Stated task ▸
Please retype the data in full and exactly; the pictures are not part of the copy.

Stored data:
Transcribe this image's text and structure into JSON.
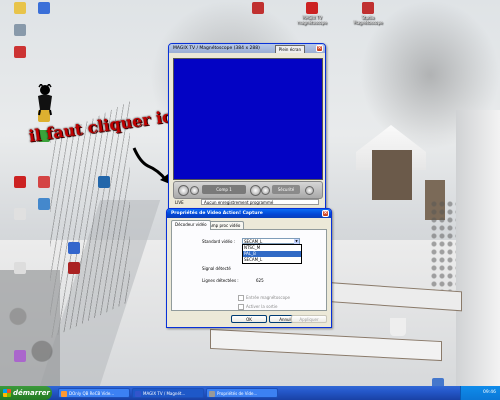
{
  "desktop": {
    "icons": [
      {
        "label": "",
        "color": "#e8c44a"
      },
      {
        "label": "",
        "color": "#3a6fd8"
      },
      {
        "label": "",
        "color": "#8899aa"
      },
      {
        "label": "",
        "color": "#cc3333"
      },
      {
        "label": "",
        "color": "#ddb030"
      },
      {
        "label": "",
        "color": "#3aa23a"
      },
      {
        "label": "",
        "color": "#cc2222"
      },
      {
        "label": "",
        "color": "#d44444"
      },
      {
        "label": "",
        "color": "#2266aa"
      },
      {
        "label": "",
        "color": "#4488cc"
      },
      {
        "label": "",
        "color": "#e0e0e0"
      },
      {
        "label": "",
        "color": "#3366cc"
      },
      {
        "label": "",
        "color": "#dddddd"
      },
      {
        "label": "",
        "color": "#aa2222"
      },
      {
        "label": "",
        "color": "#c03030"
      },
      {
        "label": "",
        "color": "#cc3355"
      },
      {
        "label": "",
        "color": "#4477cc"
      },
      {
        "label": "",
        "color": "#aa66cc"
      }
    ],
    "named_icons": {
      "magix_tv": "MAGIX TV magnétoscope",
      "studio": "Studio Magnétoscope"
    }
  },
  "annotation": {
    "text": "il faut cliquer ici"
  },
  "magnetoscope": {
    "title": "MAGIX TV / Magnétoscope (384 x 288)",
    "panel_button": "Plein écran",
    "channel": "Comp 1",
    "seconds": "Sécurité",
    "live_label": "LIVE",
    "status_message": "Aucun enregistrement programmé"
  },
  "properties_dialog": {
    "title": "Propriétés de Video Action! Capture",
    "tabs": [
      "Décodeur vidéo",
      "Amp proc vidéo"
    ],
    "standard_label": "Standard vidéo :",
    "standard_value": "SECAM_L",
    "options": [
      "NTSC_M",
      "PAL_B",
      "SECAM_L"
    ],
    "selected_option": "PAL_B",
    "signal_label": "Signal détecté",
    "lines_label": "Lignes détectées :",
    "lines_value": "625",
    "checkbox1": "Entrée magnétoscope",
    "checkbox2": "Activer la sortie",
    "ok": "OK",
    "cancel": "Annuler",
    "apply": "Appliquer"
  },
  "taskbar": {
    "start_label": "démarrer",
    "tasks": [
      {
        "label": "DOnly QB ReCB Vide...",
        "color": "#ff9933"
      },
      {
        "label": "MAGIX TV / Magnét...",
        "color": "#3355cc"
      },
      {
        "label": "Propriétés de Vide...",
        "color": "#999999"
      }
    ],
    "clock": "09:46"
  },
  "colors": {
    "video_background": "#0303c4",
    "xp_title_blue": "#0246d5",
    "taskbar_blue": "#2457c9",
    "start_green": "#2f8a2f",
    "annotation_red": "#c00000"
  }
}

Answer for this exercise ▸
Transcribe this image's text and structure into JSON.
{
  "desktop": {
    "icons": [
      {
        "label": "",
        "color": "#e8c44a"
      },
      {
        "label": "",
        "color": "#3a6fd8"
      },
      {
        "label": "",
        "color": "#8899aa"
      },
      {
        "label": "",
        "color": "#cc3333"
      },
      {
        "label": "",
        "color": "#ddb030"
      },
      {
        "label": "",
        "color": "#3aa23a"
      },
      {
        "label": "",
        "color": "#cc2222"
      },
      {
        "label": "",
        "color": "#d44444"
      },
      {
        "label": "",
        "color": "#2266aa"
      },
      {
        "label": "",
        "color": "#4488cc"
      },
      {
        "label": "",
        "color": "#e0e0e0"
      },
      {
        "label": "",
        "color": "#3366cc"
      },
      {
        "label": "",
        "color": "#dddddd"
      },
      {
        "label": "",
        "color": "#aa2222"
      },
      {
        "label": "",
        "color": "#c03030"
      },
      {
        "label": "",
        "color": "#cc3355"
      },
      {
        "label": "",
        "color": "#4477cc"
      },
      {
        "label": "",
        "color": "#aa66cc"
      }
    ],
    "named_icons": {
      "magix_tv": "MAGIX TV magnétoscope",
      "studio": "Studio Magnétoscope"
    }
  },
  "annotation": {
    "text": "il faut cliquer ici"
  },
  "magnetoscope": {
    "title": "MAGIX TV / Magnétoscope (384 x 288)",
    "panel_button": "Plein écran",
    "channel": "Comp 1",
    "seconds": "Sécurité",
    "live_label": "LIVE",
    "status_message": "Aucun enregistrement programmé"
  },
  "properties_dialog": {
    "title": "Propriétés de Video Action! Capture",
    "tabs": [
      "Décodeur vidéo",
      "Amp proc vidéo"
    ],
    "standard_label": "Standard vidéo :",
    "standard_value": "SECAM_L",
    "options": [
      "NTSC_M",
      "PAL_B",
      "SECAM_L"
    ],
    "selected_option": "PAL_B",
    "signal_label": "Signal détecté",
    "lines_label": "Lignes détectées :",
    "lines_value": "625",
    "checkbox1": "Entrée magnétoscope",
    "checkbox2": "Activer la sortie",
    "ok": "OK",
    "cancel": "Annuler",
    "apply": "Appliquer"
  },
  "taskbar": {
    "start_label": "démarrer",
    "tasks": [
      {
        "label": "DOnly QB ReCB Vide...",
        "color": "#ff9933"
      },
      {
        "label": "MAGIX TV / Magnét...",
        "color": "#3355cc"
      },
      {
        "label": "Propriétés de Vide...",
        "color": "#999999"
      }
    ],
    "clock": "09:46"
  },
  "colors": {
    "video_background": "#0303c4",
    "xp_title_blue": "#0246d5",
    "taskbar_blue": "#2457c9",
    "start_green": "#2f8a2f",
    "annotation_red": "#c00000"
  }
}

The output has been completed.